STATED EXERCISE:
Output each line exactly as it appears, skipping any embedded picture.

[Extracted data entries]
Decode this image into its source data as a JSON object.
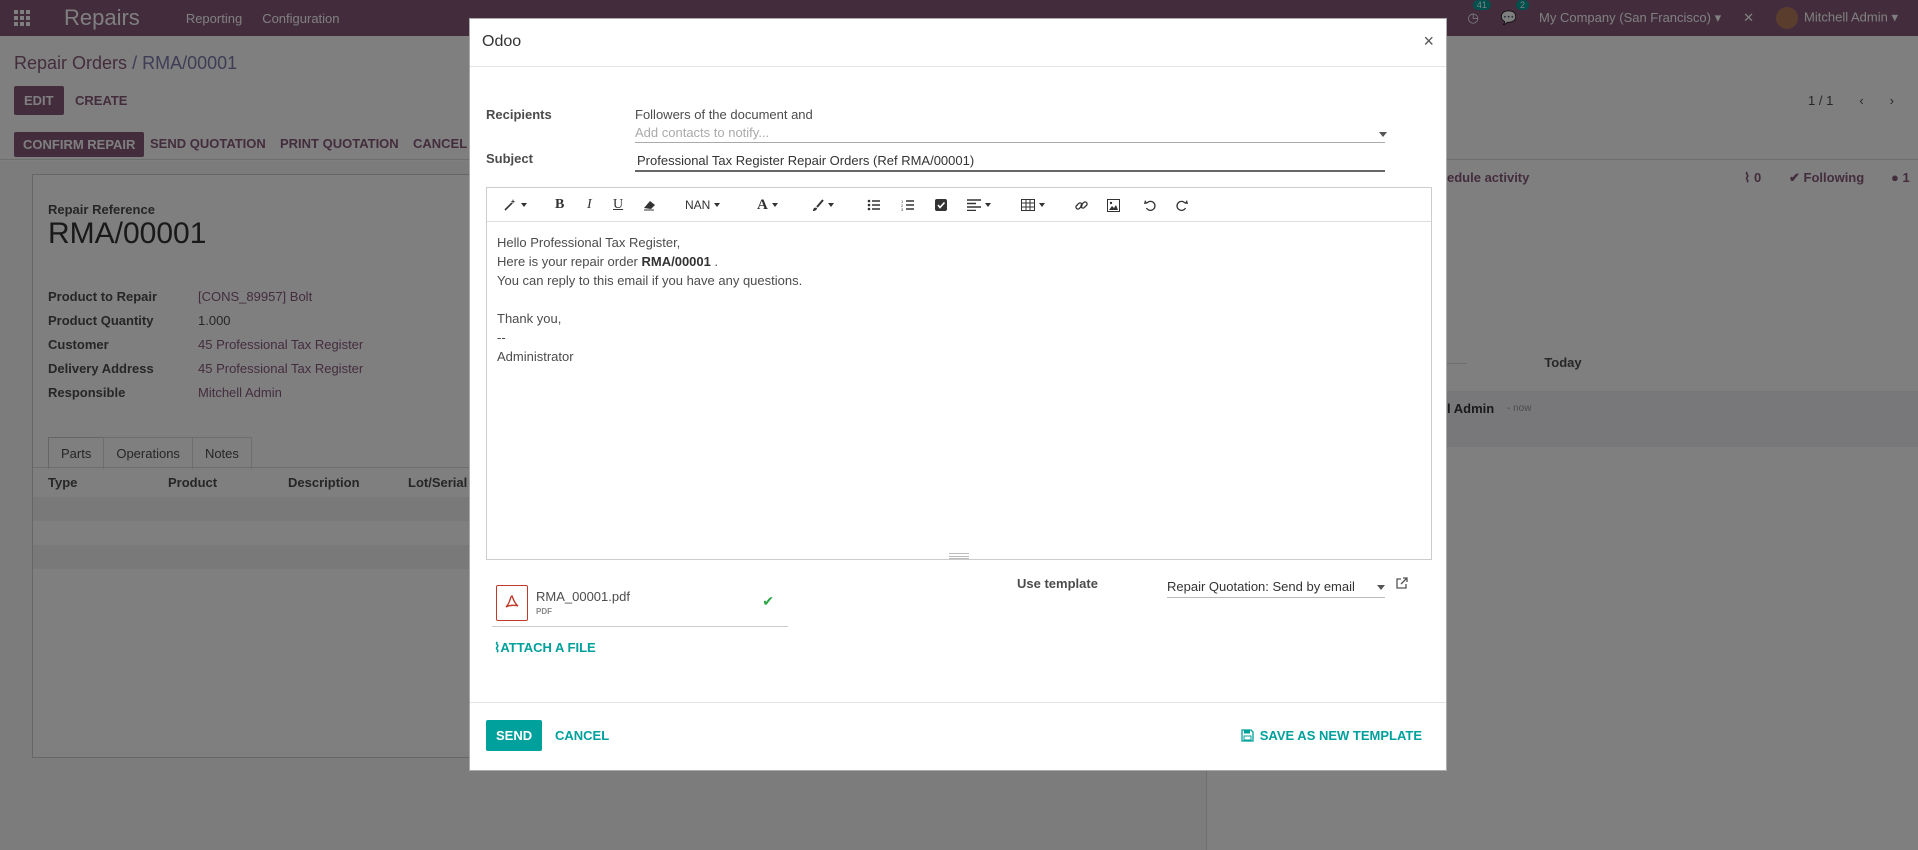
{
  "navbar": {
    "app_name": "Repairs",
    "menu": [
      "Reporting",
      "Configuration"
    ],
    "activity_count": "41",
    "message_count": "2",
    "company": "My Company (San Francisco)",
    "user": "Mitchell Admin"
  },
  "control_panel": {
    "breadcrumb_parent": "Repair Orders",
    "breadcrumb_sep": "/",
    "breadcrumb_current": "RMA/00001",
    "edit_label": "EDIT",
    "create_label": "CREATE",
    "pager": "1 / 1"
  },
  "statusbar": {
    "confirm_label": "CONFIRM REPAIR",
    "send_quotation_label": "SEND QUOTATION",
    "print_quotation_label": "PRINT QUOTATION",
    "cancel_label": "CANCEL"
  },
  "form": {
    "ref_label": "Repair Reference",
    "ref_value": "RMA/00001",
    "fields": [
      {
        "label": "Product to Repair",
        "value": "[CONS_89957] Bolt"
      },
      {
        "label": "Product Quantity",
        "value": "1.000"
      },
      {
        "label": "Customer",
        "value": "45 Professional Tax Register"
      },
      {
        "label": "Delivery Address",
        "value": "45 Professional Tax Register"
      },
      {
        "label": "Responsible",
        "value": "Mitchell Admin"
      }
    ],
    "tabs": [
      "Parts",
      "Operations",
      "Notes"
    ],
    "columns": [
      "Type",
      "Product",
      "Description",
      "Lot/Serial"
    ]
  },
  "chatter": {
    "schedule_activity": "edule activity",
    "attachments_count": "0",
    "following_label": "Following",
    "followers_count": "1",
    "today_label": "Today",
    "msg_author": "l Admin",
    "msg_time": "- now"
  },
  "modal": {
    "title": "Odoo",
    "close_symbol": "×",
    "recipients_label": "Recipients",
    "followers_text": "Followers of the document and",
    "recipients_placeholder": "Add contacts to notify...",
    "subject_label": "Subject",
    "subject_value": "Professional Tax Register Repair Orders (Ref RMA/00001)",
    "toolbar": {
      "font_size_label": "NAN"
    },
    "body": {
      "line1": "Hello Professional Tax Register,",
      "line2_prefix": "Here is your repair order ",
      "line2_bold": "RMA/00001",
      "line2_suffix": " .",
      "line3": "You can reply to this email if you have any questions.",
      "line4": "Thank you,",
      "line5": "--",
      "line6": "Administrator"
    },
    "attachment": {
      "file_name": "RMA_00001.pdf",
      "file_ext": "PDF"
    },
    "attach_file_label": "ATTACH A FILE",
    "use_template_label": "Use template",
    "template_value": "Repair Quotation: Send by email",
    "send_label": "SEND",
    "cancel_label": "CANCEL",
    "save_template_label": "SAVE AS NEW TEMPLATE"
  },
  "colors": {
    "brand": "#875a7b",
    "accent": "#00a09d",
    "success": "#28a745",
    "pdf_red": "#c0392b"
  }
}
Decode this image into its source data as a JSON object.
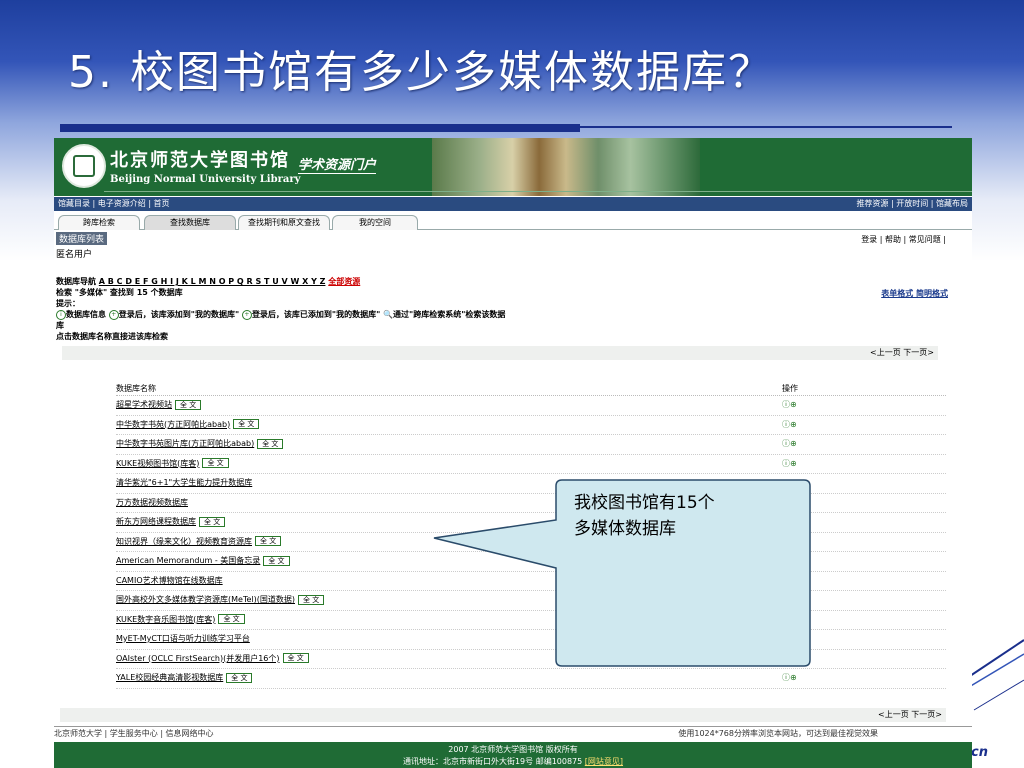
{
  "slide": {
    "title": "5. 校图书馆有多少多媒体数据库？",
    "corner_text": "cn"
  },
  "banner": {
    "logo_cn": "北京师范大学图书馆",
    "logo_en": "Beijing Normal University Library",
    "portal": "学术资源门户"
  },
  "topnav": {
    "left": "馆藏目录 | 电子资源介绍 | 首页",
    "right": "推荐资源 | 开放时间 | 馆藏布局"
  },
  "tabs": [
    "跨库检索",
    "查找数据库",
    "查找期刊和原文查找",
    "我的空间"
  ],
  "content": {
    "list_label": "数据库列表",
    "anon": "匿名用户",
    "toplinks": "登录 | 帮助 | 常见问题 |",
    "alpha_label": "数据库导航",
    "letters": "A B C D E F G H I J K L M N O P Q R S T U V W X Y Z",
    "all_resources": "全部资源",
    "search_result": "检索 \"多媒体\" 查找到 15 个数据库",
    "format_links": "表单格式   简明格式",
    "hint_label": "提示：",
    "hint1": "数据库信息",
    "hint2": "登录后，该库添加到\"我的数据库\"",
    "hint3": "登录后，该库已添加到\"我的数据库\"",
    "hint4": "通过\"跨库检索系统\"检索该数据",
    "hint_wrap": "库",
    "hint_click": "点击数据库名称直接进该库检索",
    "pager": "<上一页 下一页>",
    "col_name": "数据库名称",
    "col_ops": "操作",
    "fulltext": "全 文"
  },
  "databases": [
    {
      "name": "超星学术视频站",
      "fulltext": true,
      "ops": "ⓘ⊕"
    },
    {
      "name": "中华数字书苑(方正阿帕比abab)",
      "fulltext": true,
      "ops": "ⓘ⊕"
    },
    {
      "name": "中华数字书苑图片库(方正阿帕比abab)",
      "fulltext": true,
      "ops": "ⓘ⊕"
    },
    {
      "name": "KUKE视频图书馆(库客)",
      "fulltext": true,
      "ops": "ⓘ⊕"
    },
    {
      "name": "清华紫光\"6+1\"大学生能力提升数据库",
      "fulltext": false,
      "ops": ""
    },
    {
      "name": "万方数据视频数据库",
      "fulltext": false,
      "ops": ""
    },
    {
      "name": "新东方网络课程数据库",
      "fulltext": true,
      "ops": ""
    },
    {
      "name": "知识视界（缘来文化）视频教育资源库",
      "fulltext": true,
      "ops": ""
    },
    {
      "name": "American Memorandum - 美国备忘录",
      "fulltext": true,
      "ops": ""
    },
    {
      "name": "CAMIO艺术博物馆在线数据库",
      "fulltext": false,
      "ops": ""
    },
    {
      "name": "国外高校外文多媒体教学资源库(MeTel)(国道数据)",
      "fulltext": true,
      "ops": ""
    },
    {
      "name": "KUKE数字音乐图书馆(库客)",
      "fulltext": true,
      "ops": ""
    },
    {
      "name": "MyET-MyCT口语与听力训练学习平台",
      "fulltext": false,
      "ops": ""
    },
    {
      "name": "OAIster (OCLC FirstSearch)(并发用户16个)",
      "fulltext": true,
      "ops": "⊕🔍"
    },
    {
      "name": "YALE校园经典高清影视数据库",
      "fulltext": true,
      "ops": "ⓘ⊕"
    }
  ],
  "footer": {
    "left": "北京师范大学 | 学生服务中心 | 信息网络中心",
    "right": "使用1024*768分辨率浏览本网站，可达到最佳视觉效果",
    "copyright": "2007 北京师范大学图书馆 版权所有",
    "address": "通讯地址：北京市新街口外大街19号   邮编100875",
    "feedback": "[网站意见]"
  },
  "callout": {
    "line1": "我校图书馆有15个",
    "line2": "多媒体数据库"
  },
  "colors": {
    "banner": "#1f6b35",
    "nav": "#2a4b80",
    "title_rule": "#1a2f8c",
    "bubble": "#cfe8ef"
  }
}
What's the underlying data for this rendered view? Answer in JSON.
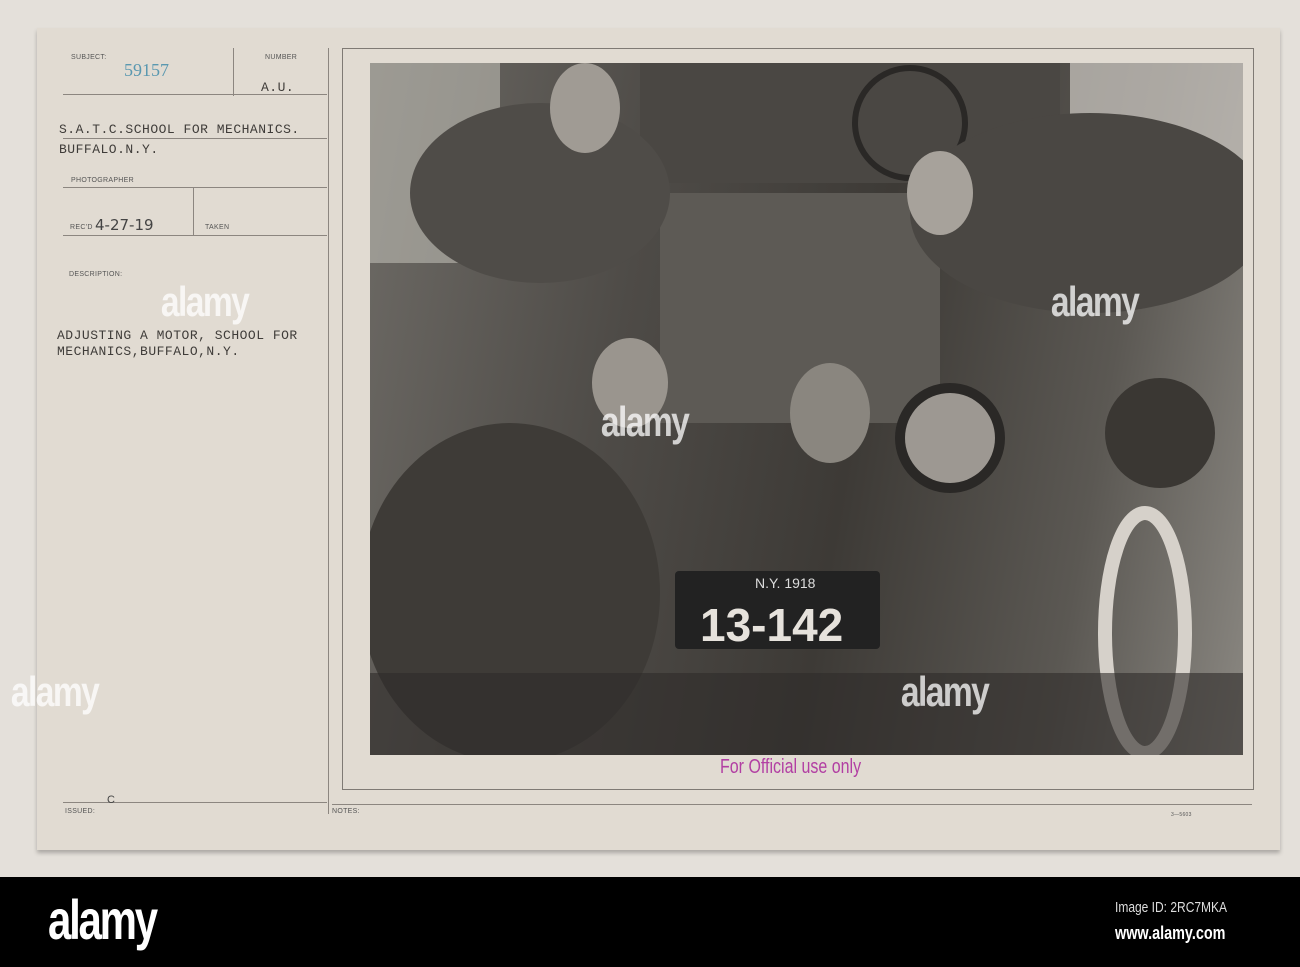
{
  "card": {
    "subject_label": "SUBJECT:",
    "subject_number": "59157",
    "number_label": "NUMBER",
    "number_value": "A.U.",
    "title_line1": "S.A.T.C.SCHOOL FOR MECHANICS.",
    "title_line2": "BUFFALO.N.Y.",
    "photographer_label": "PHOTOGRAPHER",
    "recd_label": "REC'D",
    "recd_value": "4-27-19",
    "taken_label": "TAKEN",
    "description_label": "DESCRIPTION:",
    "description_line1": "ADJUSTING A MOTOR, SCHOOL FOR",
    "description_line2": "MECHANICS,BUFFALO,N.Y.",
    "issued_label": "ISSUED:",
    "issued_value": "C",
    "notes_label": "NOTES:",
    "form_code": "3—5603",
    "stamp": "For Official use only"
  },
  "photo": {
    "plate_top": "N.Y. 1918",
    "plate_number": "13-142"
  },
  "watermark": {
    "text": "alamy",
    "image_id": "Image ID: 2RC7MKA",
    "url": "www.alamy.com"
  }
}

RESULT OF THE TASK:
Decode this image into its source data as a JSON object.
{
  "navbar": {
    "app_name": "Repairs",
    "menu": [
      "Reporting",
      "Configuration"
    ],
    "activity_count": "41",
    "message_count": "2",
    "company": "My Company (San Francisco)",
    "user": "Mitchell Admin"
  },
  "control_panel": {
    "breadcrumb_parent": "Repair Orders",
    "breadcrumb_sep": "/",
    "breadcrumb_current": "RMA/00001",
    "edit_label": "EDIT",
    "create_label": "CREATE",
    "pager": "1 / 1"
  },
  "statusbar": {
    "confirm_label": "CONFIRM REPAIR",
    "send_quotation_label": "SEND QUOTATION",
    "print_quotation_label": "PRINT QUOTATION",
    "cancel_label": "CANCEL"
  },
  "form": {
    "ref_label": "Repair Reference",
    "ref_value": "RMA/00001",
    "fields": [
      {
        "label": "Product to Repair",
        "value": "[CONS_89957] Bolt"
      },
      {
        "label": "Product Quantity",
        "value": "1.000"
      },
      {
        "label": "Customer",
        "value": "45 Professional Tax Register"
      },
      {
        "label": "Delivery Address",
        "value": "45 Professional Tax Register"
      },
      {
        "label": "Responsible",
        "value": "Mitchell Admin"
      }
    ],
    "tabs": [
      "Parts",
      "Operations",
      "Notes"
    ],
    "columns": [
      "Type",
      "Product",
      "Description",
      "Lot/Serial"
    ]
  },
  "chatter": {
    "schedule_activity": "edule activity",
    "attachments_count": "0",
    "following_label": "Following",
    "followers_count": "1",
    "today_label": "Today",
    "msg_author": "l Admin",
    "msg_time": "- now"
  },
  "modal": {
    "title": "Odoo",
    "close_symbol": "×",
    "recipients_label": "Recipients",
    "followers_text": "Followers of the document and",
    "recipients_placeholder": "Add contacts to notify...",
    "subject_label": "Subject",
    "subject_value": "Professional Tax Register Repair Orders (Ref RMA/00001)",
    "toolbar": {
      "font_size_label": "NAN"
    },
    "body": {
      "line1": "Hello Professional Tax Register,",
      "line2_prefix": "Here is your repair order ",
      "line2_bold": "RMA/00001",
      "line2_suffix": " .",
      "line3": "You can reply to this email if you have any questions.",
      "line4": "Thank you,",
      "line5": "--",
      "line6": "Administrator"
    },
    "attachment": {
      "file_name": "RMA_00001.pdf",
      "file_ext": "PDF"
    },
    "attach_file_label": "ATTACH A FILE",
    "use_template_label": "Use template",
    "template_value": "Repair Quotation: Send by email",
    "send_label": "SEND",
    "cancel_label": "CANCEL",
    "save_template_label": "SAVE AS NEW TEMPLATE"
  },
  "colors": {
    "brand": "#875a7b",
    "accent": "#00a09d",
    "success": "#28a745",
    "pdf_red": "#c0392b"
  }
}
Decode this image into its source data as a JSON object.
{
  "slide": {
    "title": "5. 校图书馆有多少多媒体数据库？",
    "corner_text": "cn"
  },
  "banner": {
    "logo_cn": "北京师范大学图书馆",
    "logo_en": "Beijing Normal University Library",
    "portal": "学术资源门户"
  },
  "topnav": {
    "left": "馆藏目录 | 电子资源介绍 | 首页",
    "right": "推荐资源 | 开放时间 | 馆藏布局"
  },
  "tabs": [
    "跨库检索",
    "查找数据库",
    "查找期刊和原文查找",
    "我的空间"
  ],
  "content": {
    "list_label": "数据库列表",
    "anon": "匿名用户",
    "toplinks": "登录 | 帮助 | 常见问题 |",
    "alpha_label": "数据库导航",
    "letters": "A B C D E F G H I J K L M N O P Q R S T U V W X Y Z",
    "all_resources": "全部资源",
    "search_result": "检索 \"多媒体\" 查找到 15 个数据库",
    "format_links": "表单格式   简明格式",
    "hint_label": "提示：",
    "hint1": "数据库信息",
    "hint2": "登录后，该库添加到\"我的数据库\"",
    "hint3": "登录后，该库已添加到\"我的数据库\"",
    "hint4": "通过\"跨库检索系统\"检索该数据",
    "hint_wrap": "库",
    "hint_click": "点击数据库名称直接进该库检索",
    "pager": "<上一页 下一页>",
    "col_name": "数据库名称",
    "col_ops": "操作",
    "fulltext": "全 文"
  },
  "databases": [
    {
      "name": "超星学术视频站",
      "fulltext": true,
      "ops": "ⓘ⊕"
    },
    {
      "name": "中华数字书苑(方正阿帕比abab)",
      "fulltext": true,
      "ops": "ⓘ⊕"
    },
    {
      "name": "中华数字书苑图片库(方正阿帕比abab)",
      "fulltext": true,
      "ops": "ⓘ⊕"
    },
    {
      "name": "KUKE视频图书馆(库客)",
      "fulltext": true,
      "ops": "ⓘ⊕"
    },
    {
      "name": "清华紫光\"6+1\"大学生能力提升数据库",
      "fulltext": false,
      "ops": ""
    },
    {
      "name": "万方数据视频数据库",
      "fulltext": false,
      "ops": ""
    },
    {
      "name": "新东方网络课程数据库",
      "fulltext": true,
      "ops": ""
    },
    {
      "name": "知识视界（缘来文化）视频教育资源库",
      "fulltext": true,
      "ops": ""
    },
    {
      "name": "American Memorandum - 美国备忘录",
      "fulltext": true,
      "ops": ""
    },
    {
      "name": "CAMIO艺术博物馆在线数据库",
      "fulltext": false,
      "ops": ""
    },
    {
      "name": "国外高校外文多媒体教学资源库(MeTel)(国道数据)",
      "fulltext": true,
      "ops": ""
    },
    {
      "name": "KUKE数字音乐图书馆(库客)",
      "fulltext": true,
      "ops": ""
    },
    {
      "name": "MyET-MyCT口语与听力训练学习平台",
      "fulltext": false,
      "ops": ""
    },
    {
      "name": "OAIster (OCLC FirstSearch)(并发用户16个)",
      "fulltext": true,
      "ops": "⊕🔍"
    },
    {
      "name": "YALE校园经典高清影视数据库",
      "fulltext": true,
      "ops": "ⓘ⊕"
    }
  ],
  "footer": {
    "left": "北京师范大学 | 学生服务中心 | 信息网络中心",
    "right": "使用1024*768分辨率浏览本网站，可达到最佳视觉效果",
    "copyright": "2007 北京师范大学图书馆 版权所有",
    "address": "通讯地址：北京市新街口外大街19号   邮编100875",
    "feedback": "[网站意见]"
  },
  "callout": {
    "line1": "我校图书馆有15个",
    "line2": "多媒体数据库"
  },
  "colors": {
    "banner": "#1f6b35",
    "nav": "#2a4b80",
    "title_rule": "#1a2f8c",
    "bubble": "#cfe8ef"
  }
}
What's the underlying data for this rendered view? Answer in JSON.
{
  "card": {
    "subject_label": "SUBJECT:",
    "subject_number": "59157",
    "number_label": "NUMBER",
    "number_value": "A.U.",
    "title_line1": "S.A.T.C.SCHOOL FOR MECHANICS.",
    "title_line2": "BUFFALO.N.Y.",
    "photographer_label": "PHOTOGRAPHER",
    "recd_label": "REC'D",
    "recd_value": "4-27-19",
    "taken_label": "TAKEN",
    "description_label": "DESCRIPTION:",
    "description_line1": "ADJUSTING A MOTOR, SCHOOL FOR",
    "description_line2": "MECHANICS,BUFFALO,N.Y.",
    "issued_label": "ISSUED:",
    "issued_value": "C",
    "notes_label": "NOTES:",
    "form_code": "3—5603",
    "stamp": "For Official use only"
  },
  "photo": {
    "plate_top": "N.Y. 1918",
    "plate_number": "13-142"
  },
  "watermark": {
    "text": "alamy",
    "image_id": "Image ID: 2RC7MKA",
    "url": "www.alamy.com"
  }
}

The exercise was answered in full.